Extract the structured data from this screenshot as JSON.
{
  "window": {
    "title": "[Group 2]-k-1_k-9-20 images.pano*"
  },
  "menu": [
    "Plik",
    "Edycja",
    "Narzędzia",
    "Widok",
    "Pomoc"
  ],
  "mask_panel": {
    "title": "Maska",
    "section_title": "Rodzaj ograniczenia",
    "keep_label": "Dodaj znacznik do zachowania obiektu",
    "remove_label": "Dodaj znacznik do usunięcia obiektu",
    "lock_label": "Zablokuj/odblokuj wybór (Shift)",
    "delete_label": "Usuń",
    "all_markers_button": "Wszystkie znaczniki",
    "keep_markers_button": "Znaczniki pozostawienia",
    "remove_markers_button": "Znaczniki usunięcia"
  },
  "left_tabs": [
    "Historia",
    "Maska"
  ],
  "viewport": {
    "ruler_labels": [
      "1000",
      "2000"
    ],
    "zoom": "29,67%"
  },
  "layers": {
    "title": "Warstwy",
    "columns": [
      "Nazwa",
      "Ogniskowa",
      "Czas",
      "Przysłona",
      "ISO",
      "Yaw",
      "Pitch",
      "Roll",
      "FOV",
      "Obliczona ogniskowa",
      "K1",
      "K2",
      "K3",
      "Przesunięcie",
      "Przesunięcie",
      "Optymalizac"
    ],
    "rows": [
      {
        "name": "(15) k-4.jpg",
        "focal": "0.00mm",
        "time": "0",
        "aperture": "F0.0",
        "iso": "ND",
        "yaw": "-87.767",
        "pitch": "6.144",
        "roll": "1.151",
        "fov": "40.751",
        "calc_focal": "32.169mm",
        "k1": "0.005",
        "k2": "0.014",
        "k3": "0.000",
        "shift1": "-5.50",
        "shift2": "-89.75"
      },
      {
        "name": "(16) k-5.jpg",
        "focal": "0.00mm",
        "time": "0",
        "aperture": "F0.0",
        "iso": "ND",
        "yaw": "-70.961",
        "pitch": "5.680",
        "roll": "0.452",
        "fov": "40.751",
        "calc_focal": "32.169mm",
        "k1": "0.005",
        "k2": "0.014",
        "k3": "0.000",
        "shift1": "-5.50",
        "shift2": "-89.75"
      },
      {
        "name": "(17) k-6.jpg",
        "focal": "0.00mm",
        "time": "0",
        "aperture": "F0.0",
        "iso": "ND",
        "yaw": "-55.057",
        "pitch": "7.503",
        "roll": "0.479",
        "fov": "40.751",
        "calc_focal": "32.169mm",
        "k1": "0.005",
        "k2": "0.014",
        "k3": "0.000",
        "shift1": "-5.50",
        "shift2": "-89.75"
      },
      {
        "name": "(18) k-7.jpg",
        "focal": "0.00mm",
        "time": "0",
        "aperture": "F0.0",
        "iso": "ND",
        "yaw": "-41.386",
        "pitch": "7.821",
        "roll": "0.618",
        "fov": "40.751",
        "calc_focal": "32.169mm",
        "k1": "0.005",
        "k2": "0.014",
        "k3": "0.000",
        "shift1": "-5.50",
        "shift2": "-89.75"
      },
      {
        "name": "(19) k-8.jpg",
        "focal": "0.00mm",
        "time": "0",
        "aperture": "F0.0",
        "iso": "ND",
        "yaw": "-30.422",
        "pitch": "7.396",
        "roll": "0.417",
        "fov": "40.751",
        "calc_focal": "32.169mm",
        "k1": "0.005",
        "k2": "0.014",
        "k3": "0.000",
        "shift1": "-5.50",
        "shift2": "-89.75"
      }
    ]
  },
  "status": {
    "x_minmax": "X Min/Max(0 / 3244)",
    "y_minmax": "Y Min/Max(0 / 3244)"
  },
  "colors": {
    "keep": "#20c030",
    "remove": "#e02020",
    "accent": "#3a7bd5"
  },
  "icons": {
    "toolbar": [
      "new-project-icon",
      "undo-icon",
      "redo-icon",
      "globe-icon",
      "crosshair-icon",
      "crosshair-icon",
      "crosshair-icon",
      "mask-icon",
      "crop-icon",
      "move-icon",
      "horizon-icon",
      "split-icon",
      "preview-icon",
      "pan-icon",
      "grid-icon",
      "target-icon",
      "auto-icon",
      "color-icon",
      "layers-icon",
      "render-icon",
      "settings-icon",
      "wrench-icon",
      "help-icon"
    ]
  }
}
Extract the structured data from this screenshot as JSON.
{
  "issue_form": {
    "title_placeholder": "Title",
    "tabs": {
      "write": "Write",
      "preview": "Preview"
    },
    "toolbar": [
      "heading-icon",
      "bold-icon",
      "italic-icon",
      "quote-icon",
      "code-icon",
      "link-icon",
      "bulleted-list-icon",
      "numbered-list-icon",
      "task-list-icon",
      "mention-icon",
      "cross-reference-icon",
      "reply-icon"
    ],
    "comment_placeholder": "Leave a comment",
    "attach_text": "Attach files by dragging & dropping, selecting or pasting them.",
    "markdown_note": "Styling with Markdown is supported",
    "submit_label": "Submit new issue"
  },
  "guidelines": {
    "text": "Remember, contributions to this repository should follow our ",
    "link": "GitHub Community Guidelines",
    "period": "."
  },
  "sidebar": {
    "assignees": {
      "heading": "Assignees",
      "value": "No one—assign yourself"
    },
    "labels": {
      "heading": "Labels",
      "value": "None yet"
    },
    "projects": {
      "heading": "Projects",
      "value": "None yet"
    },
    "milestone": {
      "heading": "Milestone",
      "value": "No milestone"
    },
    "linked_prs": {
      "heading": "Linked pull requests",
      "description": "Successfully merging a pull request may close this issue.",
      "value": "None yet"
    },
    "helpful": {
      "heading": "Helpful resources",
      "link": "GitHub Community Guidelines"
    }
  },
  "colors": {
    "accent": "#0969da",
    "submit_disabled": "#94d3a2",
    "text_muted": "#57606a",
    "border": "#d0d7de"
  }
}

☆ ☆ ☆

▸ **Exercise prompt**: From the entries above, return each line with the word "usunięcia" in it.

▸ **Solution below**:
    "remove_label": "Dodaj znacznik do usunięcia obiektu",
    "remove_markers_button": "Znaczniki usunięcia"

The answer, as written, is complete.